[Excerpted passage]
Turkish foreign policy: growing conflicts with the West

By Justus Leicht
20 January 2010

Tensions have been growing in Turkish-Israeli relations for some time, and a major foreign policy crisis was only recently adverted at the last moment. The background to the tensions between both countries is the growing political weakness of the US, which is responding with an increasingly aggressive foreign policy, particularly towards Iran.

The trigger for the latest outbreak of Turkish-Israeli tensions was the TV serial “Valley of the Wolves,” transmitted by a private Turkish television station. The hero of the series, which combines nationalism with extreme brutality, is the secret agent Polat Alemdar, who fights a range of enemies both inside and outside Turkey. One program featured agents of the Israeli secret service Mossad kidnapping a Turkish child and training her to fight against the Palestinians. The Israeli government declared the program to be “anti-Semitic” and summoned the Turkish ambassador.

The Israeli Deputy Foreign Minister Danny Ayalon then went to great lengths to provoke a diplomatic row. At the meeting between the two sides, the Turkish Ambassador Oguz Celikkol was required to sit in on a low seat and look up to the Israeli government representatives. The table between the two sides was adorned with just one flag—that of Israel. Ayalon refused to shake hands with the Turkish ambassador, did not smile and even explained in Hebrew to an Israeli television team the humiliating treatment he was meting out to Celikkol.

Later, the Turkish ambassador complained that he had not been informed about the reason for the meeting prior to attending and complained that he had never received such humiliating treatment in 35-year diplomatic career. Ayalon’s crude tricks represent a serious breach of diplomatic protocol and reflect the new aggressiveness on the part of Israel. Ayalon, like the Israeli foreign minister, Avigdor Lieberman, is a member of the ultra-right Israel Beitenu party.

[Exercise task 1]
Update the part of the article on Turkish foreign policy that opens with the words "Tensions have been" and closes with "particularly towards Iran.", swapping "Iran" for "Syria".
[Exercise task 2]
Keep writing the article on Turkish foreign policy, starting right after its last sentence.

Page element annotations:

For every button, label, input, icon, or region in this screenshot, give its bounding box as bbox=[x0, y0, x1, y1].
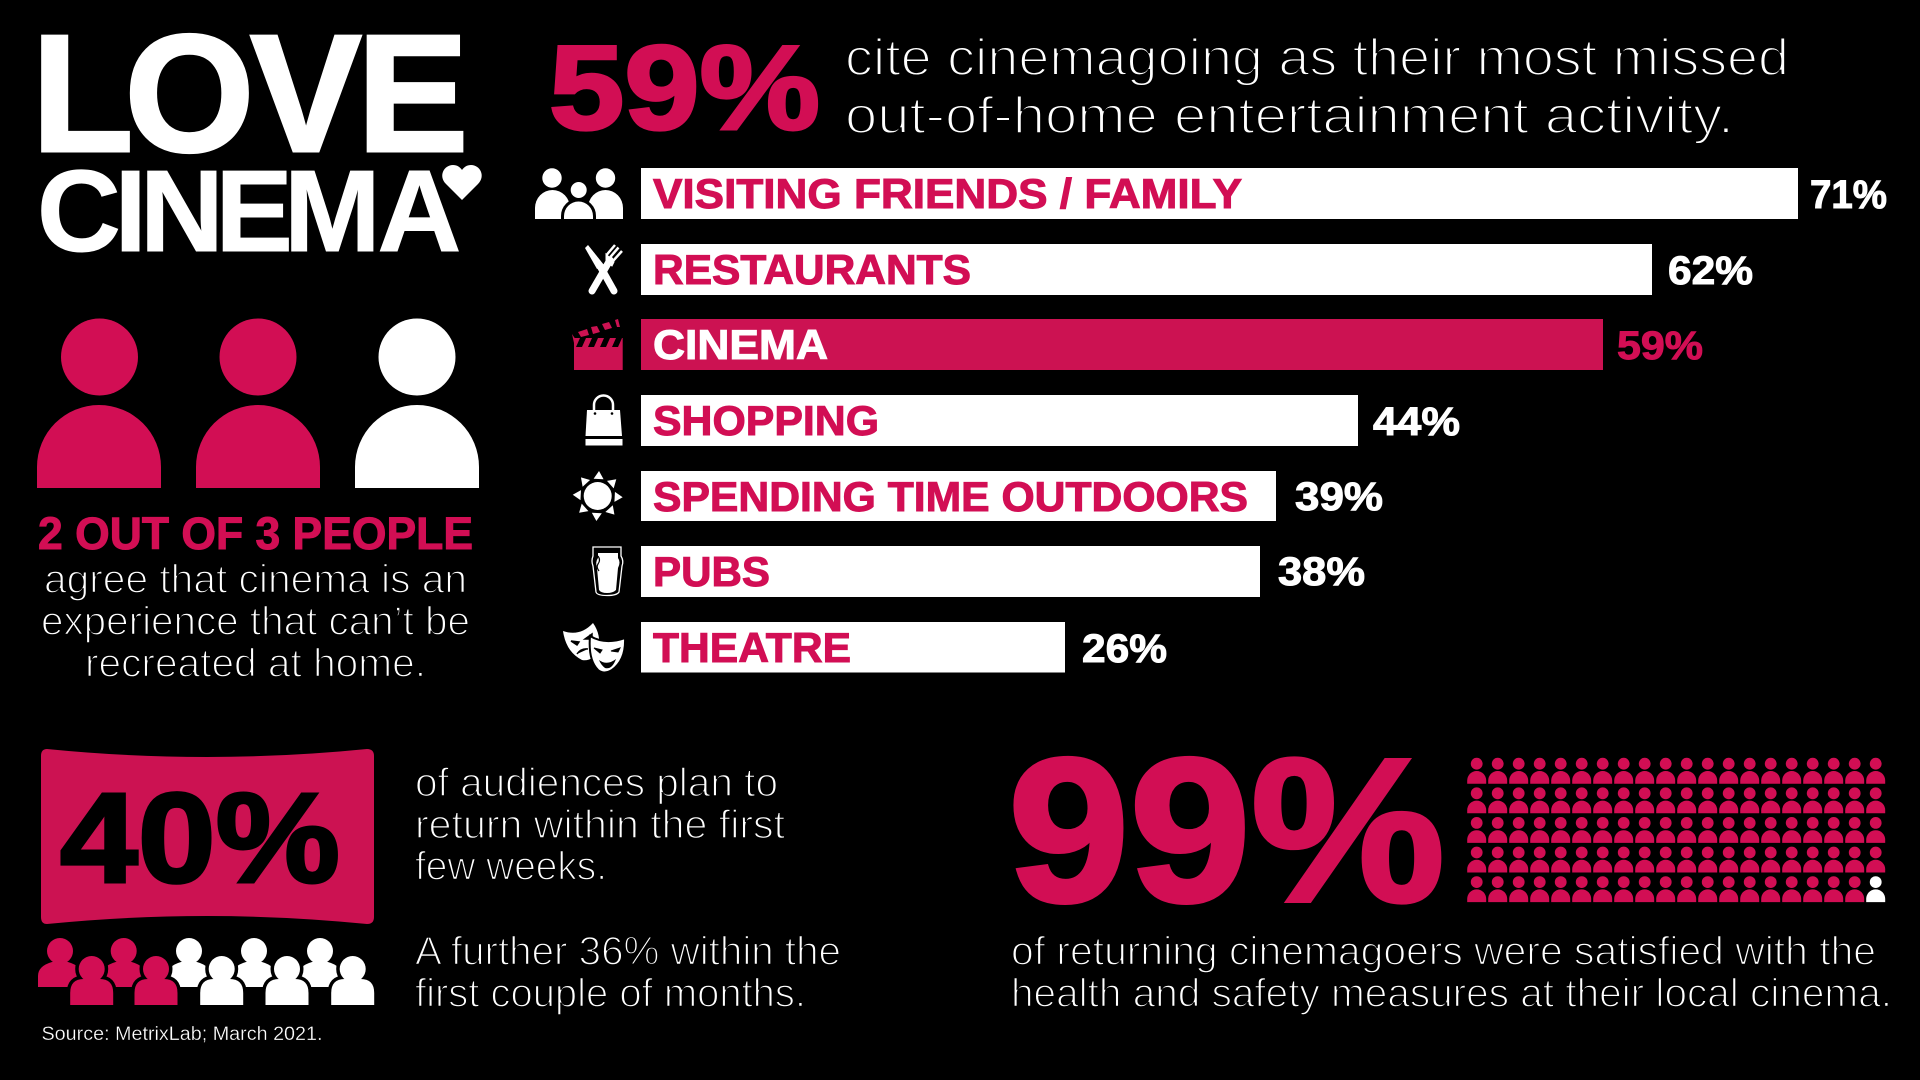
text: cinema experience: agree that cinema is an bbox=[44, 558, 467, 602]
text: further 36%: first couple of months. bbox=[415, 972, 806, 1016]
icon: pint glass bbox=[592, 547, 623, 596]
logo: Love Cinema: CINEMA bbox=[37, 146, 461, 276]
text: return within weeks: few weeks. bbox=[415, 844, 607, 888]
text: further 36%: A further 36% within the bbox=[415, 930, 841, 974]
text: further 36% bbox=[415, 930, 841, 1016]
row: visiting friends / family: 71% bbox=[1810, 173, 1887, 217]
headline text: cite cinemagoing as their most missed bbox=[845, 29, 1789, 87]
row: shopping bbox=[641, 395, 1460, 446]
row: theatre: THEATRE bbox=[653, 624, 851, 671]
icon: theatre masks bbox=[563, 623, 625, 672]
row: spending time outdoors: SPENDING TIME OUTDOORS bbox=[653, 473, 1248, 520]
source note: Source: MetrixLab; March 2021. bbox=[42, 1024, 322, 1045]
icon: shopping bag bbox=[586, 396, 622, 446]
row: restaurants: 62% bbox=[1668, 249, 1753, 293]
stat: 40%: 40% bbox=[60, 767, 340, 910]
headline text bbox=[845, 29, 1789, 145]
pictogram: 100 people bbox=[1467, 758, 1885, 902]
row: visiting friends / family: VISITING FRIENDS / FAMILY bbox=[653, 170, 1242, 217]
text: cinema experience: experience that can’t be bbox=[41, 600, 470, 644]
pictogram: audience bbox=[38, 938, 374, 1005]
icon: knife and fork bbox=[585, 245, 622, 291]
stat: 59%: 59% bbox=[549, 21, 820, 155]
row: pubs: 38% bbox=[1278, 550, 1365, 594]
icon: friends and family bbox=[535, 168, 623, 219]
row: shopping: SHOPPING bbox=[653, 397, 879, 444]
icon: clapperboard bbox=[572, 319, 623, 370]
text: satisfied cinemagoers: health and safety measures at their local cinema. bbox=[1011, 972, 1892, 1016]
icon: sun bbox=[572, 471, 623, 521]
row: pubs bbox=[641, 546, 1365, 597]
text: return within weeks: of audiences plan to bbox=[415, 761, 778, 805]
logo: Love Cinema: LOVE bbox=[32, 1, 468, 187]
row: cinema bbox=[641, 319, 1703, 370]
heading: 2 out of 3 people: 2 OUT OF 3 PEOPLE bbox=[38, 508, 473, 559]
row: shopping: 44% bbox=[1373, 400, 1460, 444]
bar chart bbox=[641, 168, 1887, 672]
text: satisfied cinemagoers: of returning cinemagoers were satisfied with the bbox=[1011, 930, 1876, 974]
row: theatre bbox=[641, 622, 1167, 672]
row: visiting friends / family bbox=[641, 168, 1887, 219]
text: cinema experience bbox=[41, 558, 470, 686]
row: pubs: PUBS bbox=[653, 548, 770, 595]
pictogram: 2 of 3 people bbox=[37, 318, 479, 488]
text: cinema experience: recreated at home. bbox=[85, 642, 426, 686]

[Reply 1]
Tensions have been growing in Turkish-Israeli relations for some time, and a major foreign policy crisis was only recently adverted at the last moment. The background to the tensions between both countries is the growing political weakness of the US, which is responding with an increasingly aggressive foreign policy, particularly towards Syria.

[Reply 2]
Turkey immediately demanded an apology, but the first reaction of the Israeli Prime Minister Benjamin Netanjahu was to side with Ayalon. Israel only backed down when the Turkish side issued an ultimatum that it would withdraw its ambassador from Tel Aviv, i.e., break off all diplomatic relations, should the Israeli side refuse to issue a formal apology.

The US adopted a “neutral” stance towards the Israeli affront, advising Turkey to maintain a pro-Western policy and carefully avoided any criticism of the Israeli provocation. Both Israel and Turkey are important allies of the US. Turkey has historically played an important role as a mediator in the Middle East, and Washington hoped it would continue to do so.

In Israel the incident was described as a plot by Avigdor Lieberman, aimed at undermining Defense Secretary Ehud Barak from the Labor Party. Barak had travelled to Turkey and met with his Turkish colleague Vecdi Gönül and Foreign Minister Davutoglu in Ankara last Sunday. On the day before Barak’s visit, Ayalon again stressed that should the Turkish series “Valley of the Wolves” continue to demonize Israel, than Tel Aviv would expel the Turkish ambassador.

Both the Turkish Prime Minister Recep Tayyip Erdogan, from the ruling Islamist AKP (Justice and Development Party), and the head of the Turkish army both refrained from meeting Barak. Erdogan accepted the apology from Israel but remained steadfast in his criticism of Israeli policies.

For his part Barak did everything he could to play down the incident. With obvious satisfaction the Turkish paper Today’s Zaman, which supports the government, reported that Barak had defended Israel’s actions, but also expressed his understanding for the criticisms of Israel made by Erdogan. At the same time, Barak criticized the “unfair” report given by one “Jewish judge,” i.e., the recent report by the UN official Richard Goldstone, which accused Israel of war crimes in its offensive against the Palestinians one year ago.

Barak’s visit took place within the framework of the Turkish-Israeli military pact, which has existed for over 10 years. Turkey wants to buy 10 surveillance planes worth over 100 million euro from Israel and plans to use the aircraft in particular in its offensive against nationalist guerillas of the Kurdish Worker’s Party.

Turkey—the only country with a predominantly Islamic population to maintain a military pact with Israel—has frequently criticised its ally in recent months for its treatment of Palestinians. Tensions came to a head a year ago, when Erdogan walked out of a panel discussion with the Israeli President Shimon Peres at the World Economic Forum in Davos. Turkey also cancelled a joint military manoeuvre with Israel last year.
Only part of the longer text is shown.